* _PROBLEM DESCRIPTION_: Locate the word "icon" in the material, then show every line that holds it.

* _RECORD LIST_:
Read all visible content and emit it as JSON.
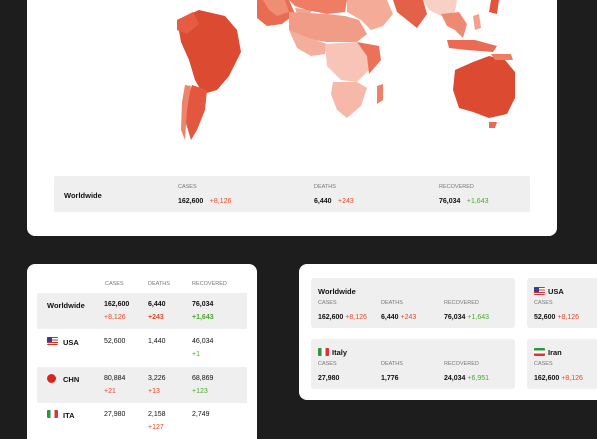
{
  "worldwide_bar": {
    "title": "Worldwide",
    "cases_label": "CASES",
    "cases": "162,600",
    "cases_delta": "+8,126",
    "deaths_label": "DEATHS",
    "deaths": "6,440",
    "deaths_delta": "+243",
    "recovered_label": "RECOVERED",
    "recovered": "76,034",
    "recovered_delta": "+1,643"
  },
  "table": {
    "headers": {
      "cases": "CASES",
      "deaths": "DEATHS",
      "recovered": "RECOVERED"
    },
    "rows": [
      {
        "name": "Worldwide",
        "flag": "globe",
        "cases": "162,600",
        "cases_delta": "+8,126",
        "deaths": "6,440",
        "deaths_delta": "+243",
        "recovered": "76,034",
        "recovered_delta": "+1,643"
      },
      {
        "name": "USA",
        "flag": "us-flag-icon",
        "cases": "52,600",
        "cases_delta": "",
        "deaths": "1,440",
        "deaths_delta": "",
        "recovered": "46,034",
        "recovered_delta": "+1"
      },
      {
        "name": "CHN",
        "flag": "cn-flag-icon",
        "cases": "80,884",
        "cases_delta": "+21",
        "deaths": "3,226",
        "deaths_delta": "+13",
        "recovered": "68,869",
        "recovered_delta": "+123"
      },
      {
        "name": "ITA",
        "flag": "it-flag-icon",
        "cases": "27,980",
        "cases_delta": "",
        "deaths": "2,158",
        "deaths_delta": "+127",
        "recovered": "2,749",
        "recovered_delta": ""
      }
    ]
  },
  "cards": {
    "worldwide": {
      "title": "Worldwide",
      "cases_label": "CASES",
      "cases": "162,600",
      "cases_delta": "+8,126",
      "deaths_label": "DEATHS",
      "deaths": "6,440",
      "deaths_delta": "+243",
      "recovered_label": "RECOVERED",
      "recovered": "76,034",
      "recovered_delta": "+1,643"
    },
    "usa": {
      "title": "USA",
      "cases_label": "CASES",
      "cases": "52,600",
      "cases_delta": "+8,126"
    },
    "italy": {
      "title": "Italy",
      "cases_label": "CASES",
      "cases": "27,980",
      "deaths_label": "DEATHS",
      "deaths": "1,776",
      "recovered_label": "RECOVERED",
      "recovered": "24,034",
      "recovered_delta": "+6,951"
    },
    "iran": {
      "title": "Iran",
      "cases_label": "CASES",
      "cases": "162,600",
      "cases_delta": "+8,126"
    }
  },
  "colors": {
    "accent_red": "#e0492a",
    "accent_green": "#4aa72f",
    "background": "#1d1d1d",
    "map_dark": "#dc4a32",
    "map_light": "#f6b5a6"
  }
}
--
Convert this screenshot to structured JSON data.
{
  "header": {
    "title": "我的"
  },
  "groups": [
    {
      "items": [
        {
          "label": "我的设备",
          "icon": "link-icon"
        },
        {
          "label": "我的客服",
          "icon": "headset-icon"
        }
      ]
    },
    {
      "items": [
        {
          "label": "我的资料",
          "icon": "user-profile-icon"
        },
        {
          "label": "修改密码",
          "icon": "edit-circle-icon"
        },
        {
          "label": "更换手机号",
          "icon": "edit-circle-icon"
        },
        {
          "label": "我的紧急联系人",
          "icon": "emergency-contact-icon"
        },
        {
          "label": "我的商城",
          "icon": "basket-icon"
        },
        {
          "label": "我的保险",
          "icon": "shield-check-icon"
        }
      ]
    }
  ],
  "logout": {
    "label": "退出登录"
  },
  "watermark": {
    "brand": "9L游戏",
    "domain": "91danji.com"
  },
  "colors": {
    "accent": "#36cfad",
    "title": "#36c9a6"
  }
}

* _FULL OUTPUT_:
        "flag": "us-flag-icon",
        "flag": "cn-flag-icon",
        "flag": "it-flag-icon",
          "icon": "link-icon"
          "icon": "headset-icon"
          "icon": "user-profile-icon"
          "icon": "edit-circle-icon"
          "icon": "edit-circle-icon"
          "icon": "emergency-contact-icon"
          "icon": "basket-icon"
          "icon": "shield-check-icon"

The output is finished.